• Work to be completed: Render every entry exactly as it appears.

• Stored rows:
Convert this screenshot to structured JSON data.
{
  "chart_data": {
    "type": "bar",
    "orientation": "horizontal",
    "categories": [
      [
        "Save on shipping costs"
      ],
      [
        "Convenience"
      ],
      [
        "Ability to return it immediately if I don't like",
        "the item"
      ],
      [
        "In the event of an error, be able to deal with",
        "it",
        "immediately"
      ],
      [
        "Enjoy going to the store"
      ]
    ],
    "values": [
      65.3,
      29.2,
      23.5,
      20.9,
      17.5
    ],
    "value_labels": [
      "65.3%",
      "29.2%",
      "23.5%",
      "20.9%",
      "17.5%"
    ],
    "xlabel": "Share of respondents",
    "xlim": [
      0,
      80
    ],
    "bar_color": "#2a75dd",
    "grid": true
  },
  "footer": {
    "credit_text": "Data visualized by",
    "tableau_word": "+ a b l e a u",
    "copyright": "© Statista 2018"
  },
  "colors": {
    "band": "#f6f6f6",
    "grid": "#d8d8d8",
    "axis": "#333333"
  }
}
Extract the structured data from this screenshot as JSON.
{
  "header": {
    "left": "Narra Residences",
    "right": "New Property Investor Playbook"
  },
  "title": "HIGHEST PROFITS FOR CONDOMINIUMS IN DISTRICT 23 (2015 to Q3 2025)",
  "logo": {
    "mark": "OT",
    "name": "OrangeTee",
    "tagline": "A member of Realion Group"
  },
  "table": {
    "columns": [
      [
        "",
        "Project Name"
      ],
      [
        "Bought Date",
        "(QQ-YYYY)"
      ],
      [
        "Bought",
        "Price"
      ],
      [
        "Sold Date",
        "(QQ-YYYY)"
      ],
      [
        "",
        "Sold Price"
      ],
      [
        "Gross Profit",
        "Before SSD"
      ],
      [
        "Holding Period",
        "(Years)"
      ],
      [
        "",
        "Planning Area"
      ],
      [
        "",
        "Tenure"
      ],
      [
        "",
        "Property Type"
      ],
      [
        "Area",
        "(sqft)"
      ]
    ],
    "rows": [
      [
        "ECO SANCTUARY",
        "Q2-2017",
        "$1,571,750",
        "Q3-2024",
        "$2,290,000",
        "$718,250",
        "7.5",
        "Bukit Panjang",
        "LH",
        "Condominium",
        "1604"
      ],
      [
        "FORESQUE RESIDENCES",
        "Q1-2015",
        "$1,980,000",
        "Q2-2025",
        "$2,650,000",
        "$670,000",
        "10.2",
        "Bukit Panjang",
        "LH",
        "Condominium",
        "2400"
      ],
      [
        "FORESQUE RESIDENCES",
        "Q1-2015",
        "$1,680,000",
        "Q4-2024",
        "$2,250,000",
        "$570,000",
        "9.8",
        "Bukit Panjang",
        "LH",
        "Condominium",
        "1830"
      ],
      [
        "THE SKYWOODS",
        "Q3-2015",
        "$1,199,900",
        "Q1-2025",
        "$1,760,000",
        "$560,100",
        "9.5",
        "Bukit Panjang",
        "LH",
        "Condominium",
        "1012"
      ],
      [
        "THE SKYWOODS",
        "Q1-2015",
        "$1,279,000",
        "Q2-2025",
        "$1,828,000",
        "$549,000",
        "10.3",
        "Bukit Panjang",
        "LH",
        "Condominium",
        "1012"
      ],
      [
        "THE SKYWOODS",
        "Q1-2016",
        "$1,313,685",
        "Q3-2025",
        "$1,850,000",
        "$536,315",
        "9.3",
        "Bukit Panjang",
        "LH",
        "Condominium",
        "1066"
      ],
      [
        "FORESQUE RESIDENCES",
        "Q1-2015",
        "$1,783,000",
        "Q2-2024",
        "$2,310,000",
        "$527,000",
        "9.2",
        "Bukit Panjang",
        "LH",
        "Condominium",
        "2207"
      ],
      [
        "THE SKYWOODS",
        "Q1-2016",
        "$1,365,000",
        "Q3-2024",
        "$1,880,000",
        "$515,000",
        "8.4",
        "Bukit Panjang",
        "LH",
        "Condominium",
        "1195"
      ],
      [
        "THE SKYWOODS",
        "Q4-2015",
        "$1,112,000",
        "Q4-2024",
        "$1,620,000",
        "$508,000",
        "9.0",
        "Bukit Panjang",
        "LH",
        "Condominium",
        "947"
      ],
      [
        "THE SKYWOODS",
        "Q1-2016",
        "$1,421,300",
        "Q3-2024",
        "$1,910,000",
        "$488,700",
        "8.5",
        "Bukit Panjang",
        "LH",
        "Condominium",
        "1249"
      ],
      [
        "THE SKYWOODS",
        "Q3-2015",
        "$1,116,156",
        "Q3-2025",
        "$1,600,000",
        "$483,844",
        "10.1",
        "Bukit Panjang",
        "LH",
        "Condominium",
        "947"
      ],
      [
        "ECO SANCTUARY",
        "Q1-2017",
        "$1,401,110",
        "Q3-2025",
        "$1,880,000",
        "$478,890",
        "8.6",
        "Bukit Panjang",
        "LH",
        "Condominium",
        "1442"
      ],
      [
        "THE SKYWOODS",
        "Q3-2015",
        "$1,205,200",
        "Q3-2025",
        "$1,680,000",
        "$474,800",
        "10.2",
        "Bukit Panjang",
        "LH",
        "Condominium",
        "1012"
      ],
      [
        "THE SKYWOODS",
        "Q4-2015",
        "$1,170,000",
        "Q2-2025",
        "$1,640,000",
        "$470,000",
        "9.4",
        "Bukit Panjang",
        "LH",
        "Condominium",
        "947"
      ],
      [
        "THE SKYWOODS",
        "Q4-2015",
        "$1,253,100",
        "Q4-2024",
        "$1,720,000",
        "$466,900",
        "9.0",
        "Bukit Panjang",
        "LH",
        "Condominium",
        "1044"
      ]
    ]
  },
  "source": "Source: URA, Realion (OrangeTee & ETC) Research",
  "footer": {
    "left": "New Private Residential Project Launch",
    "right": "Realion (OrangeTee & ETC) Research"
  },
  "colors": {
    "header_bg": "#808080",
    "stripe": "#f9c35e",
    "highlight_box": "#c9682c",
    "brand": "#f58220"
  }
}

• Written solution:
Convert this screenshot to structured JSON data.
{
  "chart_data": {
    "type": "bar",
    "orientation": "horizontal",
    "categories": [
      [
        "Save on shipping costs"
      ],
      [
        "Convenience"
      ],
      [
        "Ability to return it immediately if I don't like",
        "the item"
      ],
      [
        "In the event of an error, be able to deal with",
        "it",
        "immediately"
      ],
      [
        "Enjoy going to the store"
      ]
    ],
    "values": [
      65.3,
      29.2,
      23.5,
      20.9,
      17.5
    ],
    "value_labels": [
      "65.3%",
      "29.2%",
      "23.5%",
      "20.9%",
      "17.5%"
    ],
    "xlabel": "Share of respondents",
    "xlim": [
      0,
      80
    ],
    "bar_color": "#2a75dd",
    "grid": true
  },
  "footer": {
    "credit_text": "Data visualized by",
    "tableau_word": "+ a b l e a u",
    "copyright": "© Statista 2018"
  },
  "colors": {
    "band": "#f6f6f6",
    "grid": "#d8d8d8",
    "axis": "#333333"
  }
}
Extract the structured data from this screenshot as JSON.
{
  "header": {
    "left": "Narra Residences",
    "right": "New Property Investor Playbook"
  },
  "title": "HIGHEST PROFITS FOR CONDOMINIUMS IN DISTRICT 23 (2015 to Q3 2025)",
  "logo": {
    "mark": "OT",
    "name": "OrangeTee",
    "tagline": "A member of Realion Group"
  },
  "table": {
    "columns": [
      [
        "",
        "Project Name"
      ],
      [
        "Bought Date",
        "(QQ-YYYY)"
      ],
      [
        "Bought",
        "Price"
      ],
      [
        "Sold Date",
        "(QQ-YYYY)"
      ],
      [
        "",
        "Sold Price"
      ],
      [
        "Gross Profit",
        "Before SSD"
      ],
      [
        "Holding Period",
        "(Years)"
      ],
      [
        "",
        "Planning Area"
      ],
      [
        "",
        "Tenure"
      ],
      [
        "",
        "Property Type"
      ],
      [
        "Area",
        "(sqft)"
      ]
    ],
    "rows": [
      [
        "ECO SANCTUARY",
        "Q2-2017",
        "$1,571,750",
        "Q3-2024",
        "$2,290,000",
        "$718,250",
        "7.5",
        "Bukit Panjang",
        "LH",
        "Condominium",
        "1604"
      ],
      [
        "FORESQUE RESIDENCES",
        "Q1-2015",
        "$1,980,000",
        "Q2-2025",
        "$2,650,000",
        "$670,000",
        "10.2",
        "Bukit Panjang",
        "LH",
        "Condominium",
        "2400"
      ],
      [
        "FORESQUE RESIDENCES",
        "Q1-2015",
        "$1,680,000",
        "Q4-2024",
        "$2,250,000",
        "$570,000",
        "9.8",
        "Bukit Panjang",
        "LH",
        "Condominium",
        "1830"
      ],
      [
        "THE SKYWOODS",
        "Q3-2015",
        "$1,199,900",
        "Q1-2025",
        "$1,760,000",
        "$560,100",
        "9.5",
        "Bukit Panjang",
        "LH",
        "Condominium",
        "1012"
      ],
      [
        "THE SKYWOODS",
        "Q1-2015",
        "$1,279,000",
        "Q2-2025",
        "$1,828,000",
        "$549,000",
        "10.3",
        "Bukit Panjang",
        "LH",
        "Condominium",
        "1012"
      ],
      [
        "THE SKYWOODS",
        "Q1-2016",
        "$1,313,685",
        "Q3-2025",
        "$1,850,000",
        "$536,315",
        "9.3",
        "Bukit Panjang",
        "LH",
        "Condominium",
        "1066"
      ],
      [
        "FORESQUE RESIDENCES",
        "Q1-2015",
        "$1,783,000",
        "Q2-2024",
        "$2,310,000",
        "$527,000",
        "9.2",
        "Bukit Panjang",
        "LH",
        "Condominium",
        "2207"
      ],
      [
        "THE SKYWOODS",
        "Q1-2016",
        "$1,365,000",
        "Q3-2024",
        "$1,880,000",
        "$515,000",
        "8.4",
        "Bukit Panjang",
        "LH",
        "Condominium",
        "1195"
      ],
      [
        "THE SKYWOODS",
        "Q4-2015",
        "$1,112,000",
        "Q4-2024",
        "$1,620,000",
        "$508,000",
        "9.0",
        "Bukit Panjang",
        "LH",
        "Condominium",
        "947"
      ],
      [
        "THE SKYWOODS",
        "Q1-2016",
        "$1,421,300",
        "Q3-2024",
        "$1,910,000",
        "$488,700",
        "8.5",
        "Bukit Panjang",
        "LH",
        "Condominium",
        "1249"
      ],
      [
        "THE SKYWOODS",
        "Q3-2015",
        "$1,116,156",
        "Q3-2025",
        "$1,600,000",
        "$483,844",
        "10.1",
        "Bukit Panjang",
        "LH",
        "Condominium",
        "947"
      ],
      [
        "ECO SANCTUARY",
        "Q1-2017",
        "$1,401,110",
        "Q3-2025",
        "$1,880,000",
        "$478,890",
        "8.6",
        "Bukit Panjang",
        "LH",
        "Condominium",
        "1442"
      ],
      [
        "THE SKYWOODS",
        "Q3-2015",
        "$1,205,200",
        "Q3-2025",
        "$1,680,000",
        "$474,800",
        "10.2",
        "Bukit Panjang",
        "LH",
        "Condominium",
        "1012"
      ],
      [
        "THE SKYWOODS",
        "Q4-2015",
        "$1,170,000",
        "Q2-2025",
        "$1,640,000",
        "$470,000",
        "9.4",
        "Bukit Panjang",
        "LH",
        "Condominium",
        "947"
      ],
      [
        "THE SKYWOODS",
        "Q4-2015",
        "$1,253,100",
        "Q4-2024",
        "$1,720,000",
        "$466,900",
        "9.0",
        "Bukit Panjang",
        "LH",
        "Condominium",
        "1044"
      ]
    ]
  },
  "source": "Source: URA, Realion (OrangeTee & ETC) Research",
  "footer": {
    "left": "New Private Residential Project Launch",
    "right": "Realion (OrangeTee & ETC) Research"
  },
  "colors": {
    "header_bg": "#808080",
    "stripe": "#f9c35e",
    "highlight_box": "#c9682c",
    "brand": "#f58220"
  }
}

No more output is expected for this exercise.